_WORK TO BE COMPLETED_: From the records below, extract all the text exactly and leave the images behind.

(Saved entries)
============

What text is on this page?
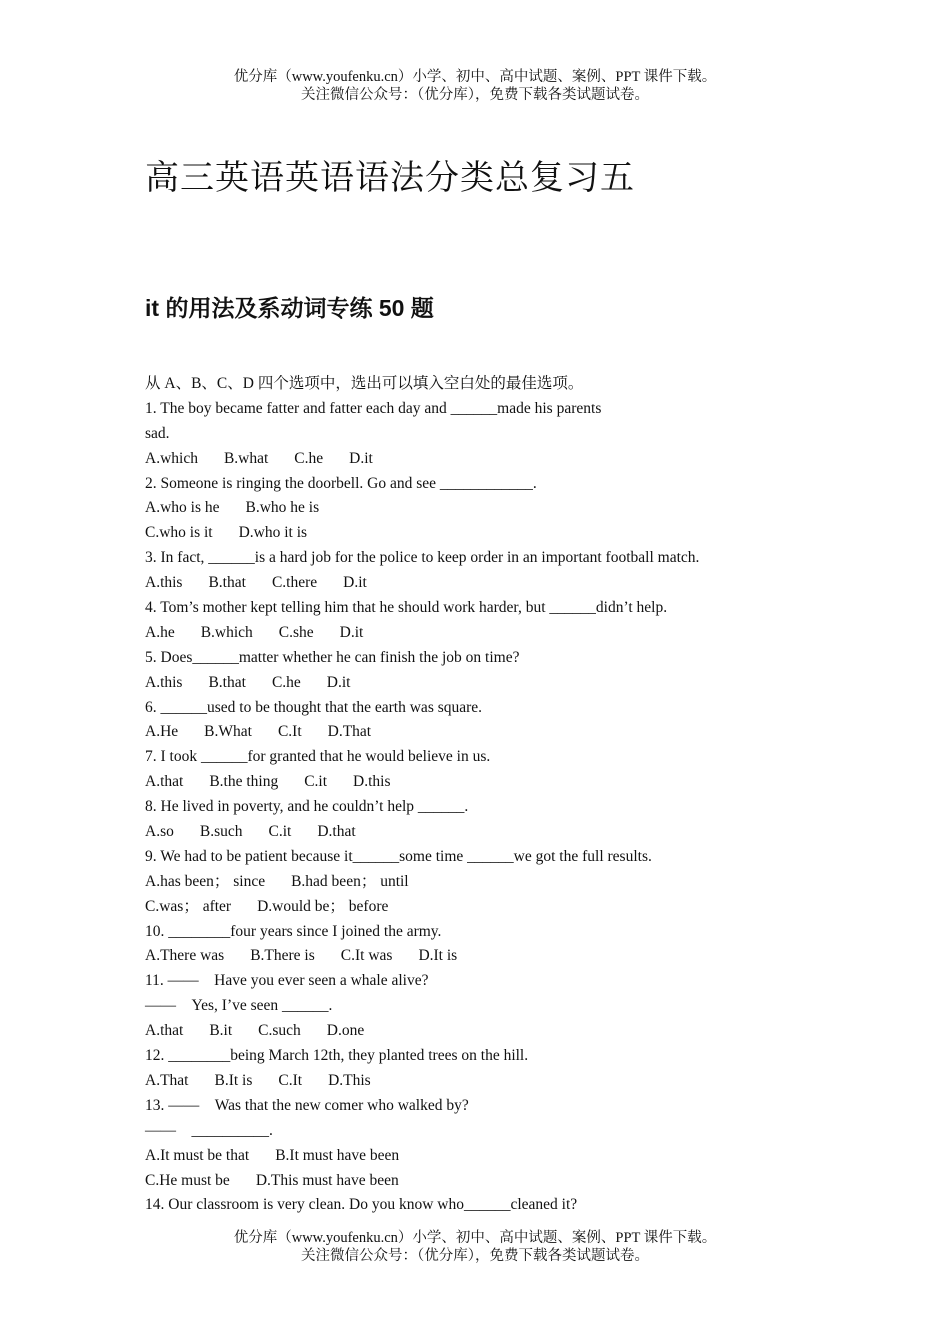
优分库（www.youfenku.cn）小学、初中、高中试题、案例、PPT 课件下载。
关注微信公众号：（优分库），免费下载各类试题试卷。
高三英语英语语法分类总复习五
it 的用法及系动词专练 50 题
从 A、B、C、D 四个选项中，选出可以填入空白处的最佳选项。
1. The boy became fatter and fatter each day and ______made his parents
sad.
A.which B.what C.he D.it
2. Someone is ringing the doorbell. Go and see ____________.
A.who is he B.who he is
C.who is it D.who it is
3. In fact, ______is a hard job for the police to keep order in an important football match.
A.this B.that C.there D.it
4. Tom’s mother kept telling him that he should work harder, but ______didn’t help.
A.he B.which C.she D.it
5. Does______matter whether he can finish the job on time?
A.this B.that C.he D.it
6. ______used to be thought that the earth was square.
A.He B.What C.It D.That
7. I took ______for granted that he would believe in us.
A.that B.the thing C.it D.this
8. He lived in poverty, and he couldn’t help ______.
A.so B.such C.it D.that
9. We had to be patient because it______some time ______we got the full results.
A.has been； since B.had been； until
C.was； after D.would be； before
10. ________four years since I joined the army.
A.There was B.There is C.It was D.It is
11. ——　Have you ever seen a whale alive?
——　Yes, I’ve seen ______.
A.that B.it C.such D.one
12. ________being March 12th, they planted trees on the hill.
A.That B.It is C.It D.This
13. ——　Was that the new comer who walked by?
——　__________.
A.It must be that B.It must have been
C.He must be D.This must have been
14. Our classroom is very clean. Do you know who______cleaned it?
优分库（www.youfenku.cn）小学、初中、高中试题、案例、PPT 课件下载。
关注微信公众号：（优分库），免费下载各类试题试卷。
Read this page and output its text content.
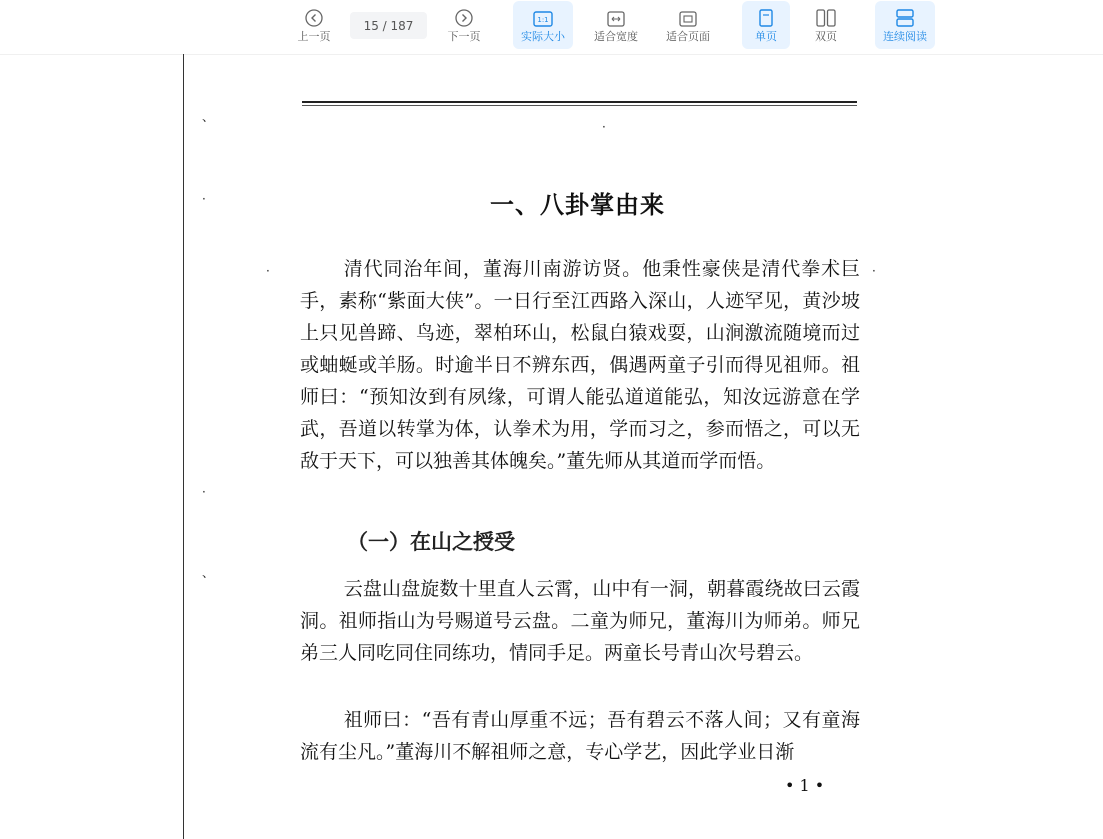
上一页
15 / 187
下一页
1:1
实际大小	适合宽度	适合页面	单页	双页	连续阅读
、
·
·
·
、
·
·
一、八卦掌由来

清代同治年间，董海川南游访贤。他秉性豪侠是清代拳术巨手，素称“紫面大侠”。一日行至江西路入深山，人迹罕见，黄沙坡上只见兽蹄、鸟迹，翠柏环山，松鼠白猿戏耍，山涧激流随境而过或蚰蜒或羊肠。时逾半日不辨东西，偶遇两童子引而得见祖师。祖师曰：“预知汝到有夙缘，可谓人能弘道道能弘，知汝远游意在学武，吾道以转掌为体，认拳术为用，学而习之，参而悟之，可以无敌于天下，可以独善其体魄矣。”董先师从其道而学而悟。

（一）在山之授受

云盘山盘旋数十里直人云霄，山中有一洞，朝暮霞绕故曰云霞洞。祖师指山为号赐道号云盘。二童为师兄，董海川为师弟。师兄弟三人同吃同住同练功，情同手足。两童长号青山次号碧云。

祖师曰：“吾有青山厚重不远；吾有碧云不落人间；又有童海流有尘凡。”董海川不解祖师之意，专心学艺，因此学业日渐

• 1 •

============

_FULL RESPONSE_:
What text is on this page?
优分库（www.youfenku.cn）小学、初中、高中试题、案例、PPT 课件下载。
关注微信公众号：（优分库），免费下载各类试题试卷。
高三英语英语语法分类总复习五
it 的用法及系动词专练 50 题
从 A、B、C、D 四个选项中，选出可以填入空白处的最佳选项。
1. The boy became fatter and fatter each day and ______made his parents
sad.
A.which B.what C.he D.it
2. Someone is ringing the doorbell. Go and see ____________.
A.who is he B.who he is
C.who is it D.who it is
3. In fact, ______is a hard job for the police to keep order in an important football match.
A.this B.that C.there D.it
4. Tom’s mother kept telling him that he should work harder, but ______didn’t help.
A.he B.which C.she D.it
5. Does______matter whether he can finish the job on time?
A.this B.that C.he D.it
6. ______used to be thought that the earth was square.
A.He B.What C.It D.That
7. I took ______for granted that he would believe in us.
A.that B.the thing C.it D.this
8. He lived in poverty, and he couldn’t help ______.
A.so B.such C.it D.that
9. We had to be patient because it______some time ______we got the full results.
A.has been； since B.had been； until
C.was； after D.would be； before
10. ________four years since I joined the army.
A.There was B.There is C.It was D.It is
11. ——　Have you ever seen a whale alive?
——　Yes, I’ve seen ______.
A.that B.it C.such D.one
12. ________being March 12th, they planted trees on the hill.
A.That B.It is C.It D.This
13. ——　Was that the new comer who walked by?
——　__________.
A.It must be that B.It must have been
C.He must be D.This must have been
14. Our classroom is very clean. Do you know who______cleaned it?
优分库（www.youfenku.cn）小学、初中、高中试题、案例、PPT 课件下载。
关注微信公众号：（优分库），免费下载各类试题试卷。
Read this page and output its text content.
上一页
15 / 187
下一页
1:1
实际大小	适合宽度	适合页面	单页	双页	连续阅读
、
·
·
·
、
·
·
一、八卦掌由来

清代同治年间，董海川南游访贤。他秉性豪侠是清代拳术巨手，素称“紫面大侠”。一日行至江西路入深山，人迹罕见，黄沙坡上只见兽蹄、鸟迹，翠柏环山，松鼠白猿戏耍，山涧激流随境而过或蚰蜒或羊肠。时逾半日不辨东西，偶遇两童子引而得见祖师。祖师曰：“预知汝到有夙缘，可谓人能弘道道能弘，知汝远游意在学武，吾道以转掌为体，认拳术为用，学而习之，参而悟之，可以无敌于天下，可以独善其体魄矣。”董先师从其道而学而悟。

（一）在山之授受

云盘山盘旋数十里直人云霄，山中有一洞，朝暮霞绕故曰云霞洞。祖师指山为号赐道号云盘。二童为师兄，董海川为师弟。师兄弟三人同吃同住同练功，情同手足。两童长号青山次号碧云。

祖师曰：“吾有青山厚重不远；吾有碧云不落人间；又有童海流有尘凡。”董海川不解祖师之意，专心学艺，因此学业日渐

• 1 •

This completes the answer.